### THE EXERCISE
Reproduce the listing word for word, leaving every picture behind.
*** DATA TO PROCESS ***
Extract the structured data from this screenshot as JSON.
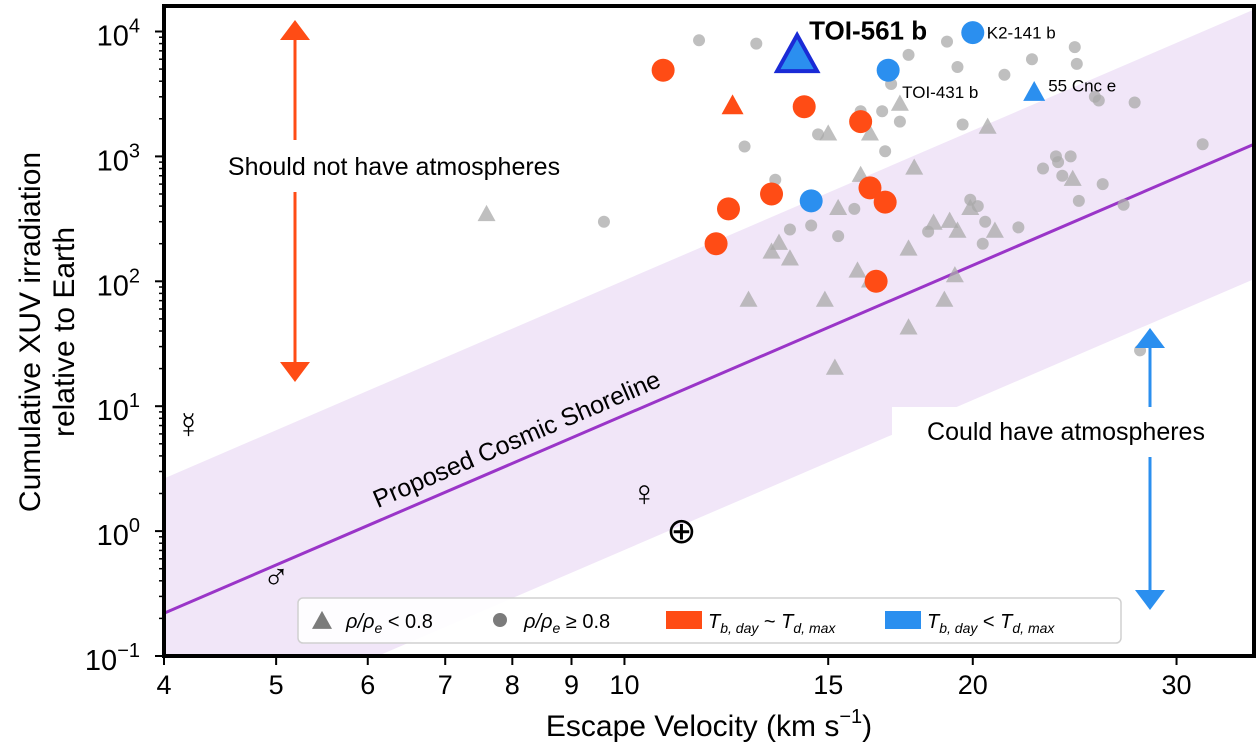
{
  "chart_data": {
    "type": "scatter",
    "xlabel_main": "Escape Velocity (km s",
    "xlabel_sup": "−1",
    "xlabel_end": ")",
    "ylabel_line1": "Cumulative XUV irradiation",
    "ylabel_line2": "relative to Earth",
    "x_scale": "log",
    "y_scale": "log",
    "xlim": [
      4,
      35
    ],
    "ylim": [
      0.1,
      16000
    ],
    "x_ticks": [
      {
        "value": 4,
        "label": "4"
      },
      {
        "value": 5,
        "label": "5"
      },
      {
        "value": 6,
        "label": "6"
      },
      {
        "value": 7,
        "label": "7"
      },
      {
        "value": 8,
        "label": "8"
      },
      {
        "value": 9,
        "label": "9"
      },
      {
        "value": 10,
        "label": "10"
      },
      {
        "value": 15,
        "label": "15"
      },
      {
        "value": 20,
        "label": "20"
      },
      {
        "value": 30,
        "label": "30"
      }
    ],
    "y_ticks": [
      {
        "value": 0.1,
        "base": "10",
        "exp": "−1"
      },
      {
        "value": 1,
        "base": "10",
        "exp": "0"
      },
      {
        "value": 10,
        "base": "10",
        "exp": "1"
      },
      {
        "value": 100,
        "base": "10",
        "exp": "2"
      },
      {
        "value": 1000,
        "base": "10",
        "exp": "3"
      },
      {
        "value": 10000,
        "base": "10",
        "exp": "4"
      }
    ],
    "shoreline": {
      "label": "Proposed Cosmic Shoreline",
      "p1": [
        4,
        0.22
      ],
      "p2": [
        35,
        1250
      ],
      "band_factor": 12,
      "line_color": "#9a35c8",
      "band_color": "#f1e6f8"
    },
    "colors": {
      "gray": "#a9a9a9",
      "orange": "#ff4c15",
      "blue": "#2b8fef",
      "dark_blue": "#1a2bd6",
      "arrow_orange": "#ff4c15",
      "arrow_blue": "#2b8fef"
    },
    "annotations": {
      "should_not": "Should not have atmospheres",
      "could_have": "Could have atmospheres"
    },
    "gray_triangles": [
      [
        7.6,
        340
      ],
      [
        12.8,
        70
      ],
      [
        13.4,
        170
      ],
      [
        13.6,
        200
      ],
      [
        13.9,
        150
      ],
      [
        14.9,
        70
      ],
      [
        15.0,
        1500
      ],
      [
        15.3,
        380
      ],
      [
        15.2,
        20
      ],
      [
        15.9,
        120
      ],
      [
        16.0,
        700
      ],
      [
        16.3,
        1500
      ],
      [
        16.3,
        100
      ],
      [
        17.3,
        2600
      ],
      [
        17.6,
        42
      ],
      [
        17.6,
        180
      ],
      [
        17.8,
        800
      ],
      [
        18.5,
        290
      ],
      [
        18.9,
        70
      ],
      [
        19.1,
        300
      ],
      [
        19.3,
        110
      ],
      [
        19.4,
        250
      ],
      [
        19.9,
        380
      ],
      [
        20.6,
        1700
      ],
      [
        20.9,
        250
      ],
      [
        24.4,
        650
      ]
    ],
    "gray_circles": [
      [
        9.6,
        300
      ],
      [
        11.6,
        8500
      ],
      [
        12.7,
        1200
      ],
      [
        13.0,
        8000
      ],
      [
        13.5,
        650
      ],
      [
        13.9,
        260
      ],
      [
        14.5,
        280
      ],
      [
        14.7,
        1500
      ],
      [
        15.3,
        230
      ],
      [
        15.8,
        380
      ],
      [
        16.0,
        2300
      ],
      [
        16.7,
        2300
      ],
      [
        16.8,
        1100
      ],
      [
        17.0,
        3800
      ],
      [
        17.3,
        1900
      ],
      [
        17.6,
        6500
      ],
      [
        18.3,
        250
      ],
      [
        19.0,
        8300
      ],
      [
        19.4,
        5200
      ],
      [
        19.6,
        1800
      ],
      [
        19.9,
        450
      ],
      [
        20.2,
        400
      ],
      [
        20.4,
        200
      ],
      [
        20.5,
        300
      ],
      [
        21.3,
        4500
      ],
      [
        21.9,
        270
      ],
      [
        22.5,
        6000
      ],
      [
        23.0,
        800
      ],
      [
        23.6,
        1000
      ],
      [
        23.7,
        900
      ],
      [
        23.9,
        700
      ],
      [
        24.3,
        1000
      ],
      [
        24.5,
        7500
      ],
      [
        24.6,
        5500
      ],
      [
        24.7,
        440
      ],
      [
        25.5,
        3000
      ],
      [
        25.7,
        2800
      ],
      [
        25.9,
        600
      ],
      [
        27.0,
        410
      ],
      [
        27.6,
        2700
      ],
      [
        27.9,
        28
      ],
      [
        31.6,
        1250
      ]
    ],
    "orange_circles": [
      [
        10.8,
        4900
      ],
      [
        12.3,
        380
      ],
      [
        12.0,
        200
      ],
      [
        13.4,
        500
      ],
      [
        14.3,
        2500
      ],
      [
        16.0,
        1900
      ],
      [
        16.3,
        560
      ],
      [
        16.5,
        100
      ],
      [
        16.8,
        430
      ]
    ],
    "orange_triangles": [
      [
        12.4,
        2500
      ]
    ],
    "blue_circles": [
      [
        14.5,
        440
      ],
      [
        16.9,
        4900
      ]
    ],
    "blue_triangles": [
      [
        22.6,
        3200
      ]
    ],
    "highlight": {
      "label": "TOI-561 b",
      "x": 14.1,
      "y": 6200
    },
    "planet_labels": [
      {
        "text": "K2-141 b",
        "x": 20.0,
        "y": 9800,
        "dx": 14,
        "dy": 0
      },
      {
        "text": "TOI-431 b",
        "x": 16.9,
        "y": 4900,
        "dx": 14,
        "dy": 22
      },
      {
        "text": "55 Cnc e",
        "x": 22.6,
        "y": 3200,
        "dx": 14,
        "dy": -8
      }
    ],
    "k2_141b": {
      "x": 20.0,
      "y": 9800
    },
    "solar_system": [
      {
        "name": "Mercury",
        "symbol": "☿",
        "x": 4.2,
        "y": 7.0
      },
      {
        "name": "Venus",
        "symbol": "♀",
        "x": 10.4,
        "y": 2.0
      },
      {
        "name": "Earth",
        "symbol": "⊕",
        "x": 11.2,
        "y": 1.0
      },
      {
        "name": "Mars",
        "symbol": "♂",
        "x": 5.0,
        "y": 0.43
      }
    ],
    "legend": {
      "placement": "bottom-center",
      "items": [
        {
          "kind": "triangle",
          "color": "#7b7b7b",
          "label": "ρ/ρ",
          "sub": "e",
          "rest": " < 0.8"
        },
        {
          "kind": "circle",
          "color": "#7b7b7b",
          "label": "ρ/ρ",
          "sub": "e",
          "rest": " ≥ 0.8"
        },
        {
          "kind": "rect",
          "color": "#ff4c15",
          "label": "T",
          "sub": "b, day",
          "rest": " ~ ",
          "label2": "T",
          "sub2": "d, max"
        },
        {
          "kind": "rect",
          "color": "#2b8fef",
          "label": "T",
          "sub": "b, day",
          "rest": " < ",
          "label2": "T",
          "sub2": "d, max"
        }
      ]
    }
  }
}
***
### RESULT
Extract the structured data from this screenshot as JSON.
{
  "chart_data": {
    "type": "scatter",
    "xlabel_main": "Escape Velocity (km s",
    "xlabel_sup": "−1",
    "xlabel_end": ")",
    "ylabel_line1": "Cumulative XUV irradiation",
    "ylabel_line2": "relative to Earth",
    "x_scale": "log",
    "y_scale": "log",
    "xlim": [
      4,
      35
    ],
    "ylim": [
      0.1,
      16000
    ],
    "x_ticks": [
      {
        "value": 4,
        "label": "4"
      },
      {
        "value": 5,
        "label": "5"
      },
      {
        "value": 6,
        "label": "6"
      },
      {
        "value": 7,
        "label": "7"
      },
      {
        "value": 8,
        "label": "8"
      },
      {
        "value": 9,
        "label": "9"
      },
      {
        "value": 10,
        "label": "10"
      },
      {
        "value": 15,
        "label": "15"
      },
      {
        "value": 20,
        "label": "20"
      },
      {
        "value": 30,
        "label": "30"
      }
    ],
    "y_ticks": [
      {
        "value": 0.1,
        "base": "10",
        "exp": "−1"
      },
      {
        "value": 1,
        "base": "10",
        "exp": "0"
      },
      {
        "value": 10,
        "base": "10",
        "exp": "1"
      },
      {
        "value": 100,
        "base": "10",
        "exp": "2"
      },
      {
        "value": 1000,
        "base": "10",
        "exp": "3"
      },
      {
        "value": 10000,
        "base": "10",
        "exp": "4"
      }
    ],
    "shoreline": {
      "label": "Proposed Cosmic Shoreline",
      "p1": [
        4,
        0.22
      ],
      "p2": [
        35,
        1250
      ],
      "band_factor": 12,
      "line_color": "#9a35c8",
      "band_color": "#f1e6f8"
    },
    "colors": {
      "gray": "#a9a9a9",
      "orange": "#ff4c15",
      "blue": "#2b8fef",
      "dark_blue": "#1a2bd6",
      "arrow_orange": "#ff4c15",
      "arrow_blue": "#2b8fef"
    },
    "annotations": {
      "should_not": "Should not have atmospheres",
      "could_have": "Could have atmospheres"
    },
    "gray_triangles": [
      [
        7.6,
        340
      ],
      [
        12.8,
        70
      ],
      [
        13.4,
        170
      ],
      [
        13.6,
        200
      ],
      [
        13.9,
        150
      ],
      [
        14.9,
        70
      ],
      [
        15.0,
        1500
      ],
      [
        15.3,
        380
      ],
      [
        15.2,
        20
      ],
      [
        15.9,
        120
      ],
      [
        16.0,
        700
      ],
      [
        16.3,
        1500
      ],
      [
        16.3,
        100
      ],
      [
        17.3,
        2600
      ],
      [
        17.6,
        42
      ],
      [
        17.6,
        180
      ],
      [
        17.8,
        800
      ],
      [
        18.5,
        290
      ],
      [
        18.9,
        70
      ],
      [
        19.1,
        300
      ],
      [
        19.3,
        110
      ],
      [
        19.4,
        250
      ],
      [
        19.9,
        380
      ],
      [
        20.6,
        1700
      ],
      [
        20.9,
        250
      ],
      [
        24.4,
        650
      ]
    ],
    "gray_circles": [
      [
        9.6,
        300
      ],
      [
        11.6,
        8500
      ],
      [
        12.7,
        1200
      ],
      [
        13.0,
        8000
      ],
      [
        13.5,
        650
      ],
      [
        13.9,
        260
      ],
      [
        14.5,
        280
      ],
      [
        14.7,
        1500
      ],
      [
        15.3,
        230
      ],
      [
        15.8,
        380
      ],
      [
        16.0,
        2300
      ],
      [
        16.7,
        2300
      ],
      [
        16.8,
        1100
      ],
      [
        17.0,
        3800
      ],
      [
        17.3,
        1900
      ],
      [
        17.6,
        6500
      ],
      [
        18.3,
        250
      ],
      [
        19.0,
        8300
      ],
      [
        19.4,
        5200
      ],
      [
        19.6,
        1800
      ],
      [
        19.9,
        450
      ],
      [
        20.2,
        400
      ],
      [
        20.4,
        200
      ],
      [
        20.5,
        300
      ],
      [
        21.3,
        4500
      ],
      [
        21.9,
        270
      ],
      [
        22.5,
        6000
      ],
      [
        23.0,
        800
      ],
      [
        23.6,
        1000
      ],
      [
        23.7,
        900
      ],
      [
        23.9,
        700
      ],
      [
        24.3,
        1000
      ],
      [
        24.5,
        7500
      ],
      [
        24.6,
        5500
      ],
      [
        24.7,
        440
      ],
      [
        25.5,
        3000
      ],
      [
        25.7,
        2800
      ],
      [
        25.9,
        600
      ],
      [
        27.0,
        410
      ],
      [
        27.6,
        2700
      ],
      [
        27.9,
        28
      ],
      [
        31.6,
        1250
      ]
    ],
    "orange_circles": [
      [
        10.8,
        4900
      ],
      [
        12.3,
        380
      ],
      [
        12.0,
        200
      ],
      [
        13.4,
        500
      ],
      [
        14.3,
        2500
      ],
      [
        16.0,
        1900
      ],
      [
        16.3,
        560
      ],
      [
        16.5,
        100
      ],
      [
        16.8,
        430
      ]
    ],
    "orange_triangles": [
      [
        12.4,
        2500
      ]
    ],
    "blue_circles": [
      [
        14.5,
        440
      ],
      [
        16.9,
        4900
      ]
    ],
    "blue_triangles": [
      [
        22.6,
        3200
      ]
    ],
    "highlight": {
      "label": "TOI-561 b",
      "x": 14.1,
      "y": 6200
    },
    "planet_labels": [
      {
        "text": "K2-141 b",
        "x": 20.0,
        "y": 9800,
        "dx": 14,
        "dy": 0
      },
      {
        "text": "TOI-431 b",
        "x": 16.9,
        "y": 4900,
        "dx": 14,
        "dy": 22
      },
      {
        "text": "55 Cnc e",
        "x": 22.6,
        "y": 3200,
        "dx": 14,
        "dy": -8
      }
    ],
    "k2_141b": {
      "x": 20.0,
      "y": 9800
    },
    "solar_system": [
      {
        "name": "Mercury",
        "symbol": "☿",
        "x": 4.2,
        "y": 7.0
      },
      {
        "name": "Venus",
        "symbol": "♀",
        "x": 10.4,
        "y": 2.0
      },
      {
        "name": "Earth",
        "symbol": "⊕",
        "x": 11.2,
        "y": 1.0
      },
      {
        "name": "Mars",
        "symbol": "♂",
        "x": 5.0,
        "y": 0.43
      }
    ],
    "legend": {
      "placement": "bottom-center",
      "items": [
        {
          "kind": "triangle",
          "color": "#7b7b7b",
          "label": "ρ/ρ",
          "sub": "e",
          "rest": " < 0.8"
        },
        {
          "kind": "circle",
          "color": "#7b7b7b",
          "label": "ρ/ρ",
          "sub": "e",
          "rest": " ≥ 0.8"
        },
        {
          "kind": "rect",
          "color": "#ff4c15",
          "label": "T",
          "sub": "b, day",
          "rest": " ~ ",
          "label2": "T",
          "sub2": "d, max"
        },
        {
          "kind": "rect",
          "color": "#2b8fef",
          "label": "T",
          "sub": "b, day",
          "rest": " < ",
          "label2": "T",
          "sub2": "d, max"
        }
      ]
    }
  }
}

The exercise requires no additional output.